Data supplied
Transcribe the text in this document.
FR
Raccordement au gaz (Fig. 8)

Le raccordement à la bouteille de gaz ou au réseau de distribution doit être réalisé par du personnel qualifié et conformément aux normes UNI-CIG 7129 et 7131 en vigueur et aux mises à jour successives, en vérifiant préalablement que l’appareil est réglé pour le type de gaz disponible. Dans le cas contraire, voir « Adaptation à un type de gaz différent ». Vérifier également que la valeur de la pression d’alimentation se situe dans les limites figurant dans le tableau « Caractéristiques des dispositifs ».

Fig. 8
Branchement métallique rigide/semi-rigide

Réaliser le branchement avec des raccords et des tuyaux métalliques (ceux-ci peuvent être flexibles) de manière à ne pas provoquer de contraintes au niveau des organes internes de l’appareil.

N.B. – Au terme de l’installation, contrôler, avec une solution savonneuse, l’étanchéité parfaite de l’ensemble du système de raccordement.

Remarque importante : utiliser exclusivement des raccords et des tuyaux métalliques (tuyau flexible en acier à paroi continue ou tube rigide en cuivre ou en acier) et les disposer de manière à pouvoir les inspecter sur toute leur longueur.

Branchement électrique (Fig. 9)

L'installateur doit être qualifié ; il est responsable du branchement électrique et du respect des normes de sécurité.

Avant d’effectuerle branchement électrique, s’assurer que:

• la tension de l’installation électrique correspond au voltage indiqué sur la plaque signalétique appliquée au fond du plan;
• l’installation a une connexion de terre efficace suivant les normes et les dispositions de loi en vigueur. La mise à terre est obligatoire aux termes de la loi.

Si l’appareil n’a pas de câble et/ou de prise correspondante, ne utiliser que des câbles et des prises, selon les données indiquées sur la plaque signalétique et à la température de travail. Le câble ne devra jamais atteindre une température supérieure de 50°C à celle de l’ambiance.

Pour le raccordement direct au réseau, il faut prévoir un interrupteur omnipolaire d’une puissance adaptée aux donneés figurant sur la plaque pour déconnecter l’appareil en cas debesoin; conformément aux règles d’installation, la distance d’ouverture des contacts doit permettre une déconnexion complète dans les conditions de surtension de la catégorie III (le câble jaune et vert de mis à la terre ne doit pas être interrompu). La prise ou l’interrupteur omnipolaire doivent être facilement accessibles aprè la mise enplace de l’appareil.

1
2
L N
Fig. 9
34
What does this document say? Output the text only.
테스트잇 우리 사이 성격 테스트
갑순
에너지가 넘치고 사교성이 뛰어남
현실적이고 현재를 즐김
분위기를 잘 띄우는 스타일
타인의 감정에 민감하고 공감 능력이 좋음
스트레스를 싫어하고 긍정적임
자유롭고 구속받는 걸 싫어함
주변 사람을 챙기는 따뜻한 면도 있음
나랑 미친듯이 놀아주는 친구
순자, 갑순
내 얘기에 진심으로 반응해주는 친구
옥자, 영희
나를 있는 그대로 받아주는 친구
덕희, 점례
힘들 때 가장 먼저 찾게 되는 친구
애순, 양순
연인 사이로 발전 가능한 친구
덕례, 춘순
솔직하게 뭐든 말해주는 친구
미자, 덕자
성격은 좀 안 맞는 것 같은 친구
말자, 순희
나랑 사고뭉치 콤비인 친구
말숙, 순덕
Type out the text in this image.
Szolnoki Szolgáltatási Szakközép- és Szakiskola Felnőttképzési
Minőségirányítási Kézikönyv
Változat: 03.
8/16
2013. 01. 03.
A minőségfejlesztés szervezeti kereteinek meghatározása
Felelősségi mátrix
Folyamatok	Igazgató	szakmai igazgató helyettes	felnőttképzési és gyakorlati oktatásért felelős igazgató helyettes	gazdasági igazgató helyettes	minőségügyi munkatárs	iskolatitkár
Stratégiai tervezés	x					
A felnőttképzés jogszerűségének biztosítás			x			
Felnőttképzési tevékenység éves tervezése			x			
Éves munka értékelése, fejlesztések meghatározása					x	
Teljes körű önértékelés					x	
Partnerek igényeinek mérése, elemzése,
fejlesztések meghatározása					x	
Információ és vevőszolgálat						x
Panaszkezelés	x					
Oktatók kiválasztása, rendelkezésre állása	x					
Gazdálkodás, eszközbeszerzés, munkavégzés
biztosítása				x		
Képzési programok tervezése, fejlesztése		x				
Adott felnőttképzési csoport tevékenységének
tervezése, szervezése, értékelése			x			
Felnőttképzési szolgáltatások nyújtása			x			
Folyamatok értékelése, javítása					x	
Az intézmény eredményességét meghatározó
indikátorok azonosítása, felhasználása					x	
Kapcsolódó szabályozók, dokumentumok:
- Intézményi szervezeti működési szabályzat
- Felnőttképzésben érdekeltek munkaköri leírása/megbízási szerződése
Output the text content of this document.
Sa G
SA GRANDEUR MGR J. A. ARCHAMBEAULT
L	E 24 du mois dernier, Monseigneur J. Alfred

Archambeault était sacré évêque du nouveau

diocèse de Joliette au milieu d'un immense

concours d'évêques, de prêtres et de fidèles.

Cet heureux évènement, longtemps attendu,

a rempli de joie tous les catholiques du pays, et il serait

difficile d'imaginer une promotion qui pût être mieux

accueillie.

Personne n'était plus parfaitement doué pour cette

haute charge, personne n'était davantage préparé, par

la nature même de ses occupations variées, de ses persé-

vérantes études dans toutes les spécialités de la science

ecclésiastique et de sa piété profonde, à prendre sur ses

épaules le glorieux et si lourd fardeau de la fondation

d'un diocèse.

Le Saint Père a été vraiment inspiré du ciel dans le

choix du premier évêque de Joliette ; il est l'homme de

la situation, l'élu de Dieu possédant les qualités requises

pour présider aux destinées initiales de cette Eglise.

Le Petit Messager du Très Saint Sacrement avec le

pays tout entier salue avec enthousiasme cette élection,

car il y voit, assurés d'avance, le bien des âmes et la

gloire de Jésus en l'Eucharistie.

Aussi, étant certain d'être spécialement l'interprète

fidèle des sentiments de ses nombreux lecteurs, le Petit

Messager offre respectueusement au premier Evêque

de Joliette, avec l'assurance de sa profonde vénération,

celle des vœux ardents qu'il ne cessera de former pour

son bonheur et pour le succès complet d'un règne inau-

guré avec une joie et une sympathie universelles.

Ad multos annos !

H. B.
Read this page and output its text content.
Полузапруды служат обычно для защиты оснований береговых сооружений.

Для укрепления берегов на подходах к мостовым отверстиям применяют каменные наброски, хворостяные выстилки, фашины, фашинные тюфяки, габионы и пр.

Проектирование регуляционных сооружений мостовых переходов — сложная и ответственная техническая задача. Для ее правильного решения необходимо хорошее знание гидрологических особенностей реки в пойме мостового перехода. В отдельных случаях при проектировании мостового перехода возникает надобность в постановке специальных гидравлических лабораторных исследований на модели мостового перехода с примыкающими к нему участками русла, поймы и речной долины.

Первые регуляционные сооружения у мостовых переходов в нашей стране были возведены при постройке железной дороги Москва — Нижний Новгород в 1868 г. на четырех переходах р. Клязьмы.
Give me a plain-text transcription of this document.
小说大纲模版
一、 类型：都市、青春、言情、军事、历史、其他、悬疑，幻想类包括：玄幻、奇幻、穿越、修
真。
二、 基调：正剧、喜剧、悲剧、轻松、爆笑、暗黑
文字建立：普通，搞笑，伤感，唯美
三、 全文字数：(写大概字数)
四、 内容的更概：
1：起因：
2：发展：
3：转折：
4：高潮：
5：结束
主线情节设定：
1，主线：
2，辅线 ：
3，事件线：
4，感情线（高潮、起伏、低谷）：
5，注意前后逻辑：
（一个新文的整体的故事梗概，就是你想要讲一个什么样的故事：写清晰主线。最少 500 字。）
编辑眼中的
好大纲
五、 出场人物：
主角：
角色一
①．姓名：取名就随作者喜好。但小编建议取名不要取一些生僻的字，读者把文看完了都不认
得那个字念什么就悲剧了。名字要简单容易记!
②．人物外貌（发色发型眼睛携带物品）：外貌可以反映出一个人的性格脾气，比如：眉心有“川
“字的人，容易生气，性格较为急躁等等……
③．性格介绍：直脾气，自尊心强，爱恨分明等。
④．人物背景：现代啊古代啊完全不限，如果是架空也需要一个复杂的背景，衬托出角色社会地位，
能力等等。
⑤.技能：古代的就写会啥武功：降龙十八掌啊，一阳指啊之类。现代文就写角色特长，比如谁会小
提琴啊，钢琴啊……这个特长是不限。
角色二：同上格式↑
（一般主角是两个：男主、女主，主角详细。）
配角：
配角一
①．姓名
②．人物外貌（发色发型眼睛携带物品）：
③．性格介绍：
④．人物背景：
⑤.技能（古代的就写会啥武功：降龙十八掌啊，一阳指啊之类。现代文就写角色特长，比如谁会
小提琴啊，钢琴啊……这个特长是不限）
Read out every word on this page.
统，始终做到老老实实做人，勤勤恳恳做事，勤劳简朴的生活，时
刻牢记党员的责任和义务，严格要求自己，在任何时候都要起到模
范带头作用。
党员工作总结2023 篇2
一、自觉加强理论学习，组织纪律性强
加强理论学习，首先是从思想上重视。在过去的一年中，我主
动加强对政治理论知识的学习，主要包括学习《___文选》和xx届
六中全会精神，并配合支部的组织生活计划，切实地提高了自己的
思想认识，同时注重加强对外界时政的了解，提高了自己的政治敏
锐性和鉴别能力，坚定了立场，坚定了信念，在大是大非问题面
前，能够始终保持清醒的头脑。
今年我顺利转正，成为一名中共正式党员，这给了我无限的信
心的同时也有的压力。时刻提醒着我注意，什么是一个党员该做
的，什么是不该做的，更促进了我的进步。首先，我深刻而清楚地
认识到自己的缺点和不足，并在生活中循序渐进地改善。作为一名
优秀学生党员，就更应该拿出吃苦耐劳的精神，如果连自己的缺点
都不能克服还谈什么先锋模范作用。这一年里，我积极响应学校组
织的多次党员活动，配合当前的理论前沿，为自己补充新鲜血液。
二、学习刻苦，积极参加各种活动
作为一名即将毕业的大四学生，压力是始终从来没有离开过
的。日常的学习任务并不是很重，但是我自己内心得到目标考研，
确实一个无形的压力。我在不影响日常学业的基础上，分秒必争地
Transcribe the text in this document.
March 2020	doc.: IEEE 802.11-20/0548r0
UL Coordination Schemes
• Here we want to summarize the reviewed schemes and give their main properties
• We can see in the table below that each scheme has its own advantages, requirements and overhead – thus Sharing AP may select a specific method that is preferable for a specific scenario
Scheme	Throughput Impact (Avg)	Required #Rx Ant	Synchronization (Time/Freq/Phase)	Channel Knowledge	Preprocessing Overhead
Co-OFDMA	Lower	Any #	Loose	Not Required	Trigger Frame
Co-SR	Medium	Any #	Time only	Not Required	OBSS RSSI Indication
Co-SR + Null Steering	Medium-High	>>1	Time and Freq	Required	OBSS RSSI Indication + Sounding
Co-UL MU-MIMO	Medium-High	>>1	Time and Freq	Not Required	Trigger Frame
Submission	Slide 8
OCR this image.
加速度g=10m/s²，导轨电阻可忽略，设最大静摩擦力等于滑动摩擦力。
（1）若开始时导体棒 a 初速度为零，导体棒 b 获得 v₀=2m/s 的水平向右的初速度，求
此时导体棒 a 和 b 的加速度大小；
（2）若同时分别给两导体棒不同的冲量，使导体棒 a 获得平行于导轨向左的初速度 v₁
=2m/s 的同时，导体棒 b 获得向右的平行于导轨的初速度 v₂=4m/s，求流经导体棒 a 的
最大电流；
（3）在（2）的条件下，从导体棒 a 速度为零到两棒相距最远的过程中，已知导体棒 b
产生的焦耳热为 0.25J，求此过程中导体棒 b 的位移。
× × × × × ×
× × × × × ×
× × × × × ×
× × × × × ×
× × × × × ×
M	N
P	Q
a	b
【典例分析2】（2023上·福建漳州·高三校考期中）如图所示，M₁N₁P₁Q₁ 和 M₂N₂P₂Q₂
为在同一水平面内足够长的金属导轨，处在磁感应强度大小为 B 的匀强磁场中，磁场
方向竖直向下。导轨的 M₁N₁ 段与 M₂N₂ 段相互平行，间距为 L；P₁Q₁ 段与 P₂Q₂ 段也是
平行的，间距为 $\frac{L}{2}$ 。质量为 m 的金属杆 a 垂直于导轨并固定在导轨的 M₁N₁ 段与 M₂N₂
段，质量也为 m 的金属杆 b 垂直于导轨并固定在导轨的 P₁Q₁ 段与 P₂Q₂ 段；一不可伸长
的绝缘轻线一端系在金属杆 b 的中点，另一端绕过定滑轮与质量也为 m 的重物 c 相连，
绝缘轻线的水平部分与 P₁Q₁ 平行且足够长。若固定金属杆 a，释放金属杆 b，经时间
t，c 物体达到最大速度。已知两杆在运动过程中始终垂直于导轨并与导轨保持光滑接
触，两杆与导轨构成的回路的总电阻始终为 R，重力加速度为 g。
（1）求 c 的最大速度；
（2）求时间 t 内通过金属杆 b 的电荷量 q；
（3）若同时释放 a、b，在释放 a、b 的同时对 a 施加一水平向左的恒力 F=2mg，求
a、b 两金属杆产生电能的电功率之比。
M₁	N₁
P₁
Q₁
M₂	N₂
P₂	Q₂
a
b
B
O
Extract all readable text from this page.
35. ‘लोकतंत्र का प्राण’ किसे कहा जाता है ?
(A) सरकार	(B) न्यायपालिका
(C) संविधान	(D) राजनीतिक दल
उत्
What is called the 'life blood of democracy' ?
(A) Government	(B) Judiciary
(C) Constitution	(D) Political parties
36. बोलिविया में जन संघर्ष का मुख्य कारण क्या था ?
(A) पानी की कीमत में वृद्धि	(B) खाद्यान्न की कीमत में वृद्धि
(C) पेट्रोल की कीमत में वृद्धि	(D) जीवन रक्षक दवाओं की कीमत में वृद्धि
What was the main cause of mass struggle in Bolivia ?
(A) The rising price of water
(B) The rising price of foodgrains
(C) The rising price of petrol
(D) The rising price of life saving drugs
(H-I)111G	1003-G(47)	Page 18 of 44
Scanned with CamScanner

Exercise details
Pick each line holding the word "raccords" out of the listing.

Output of the task
Réaliser le branchement avec des raccords et des tuyaux métalliques (ceux-ci peuvent être flexibles) de manière à ne pas provoquer de contraintes au niveau des organes internes de l’appareil.
Remarque importante : utiliser exclusivement des raccords et des tuyaux métalliques (tuyau flexible en acier à paroi continue ou tube rigide en cuivre ou en acier) et les disposer de manière à pouvoir les inspecter sur toute leur longueur.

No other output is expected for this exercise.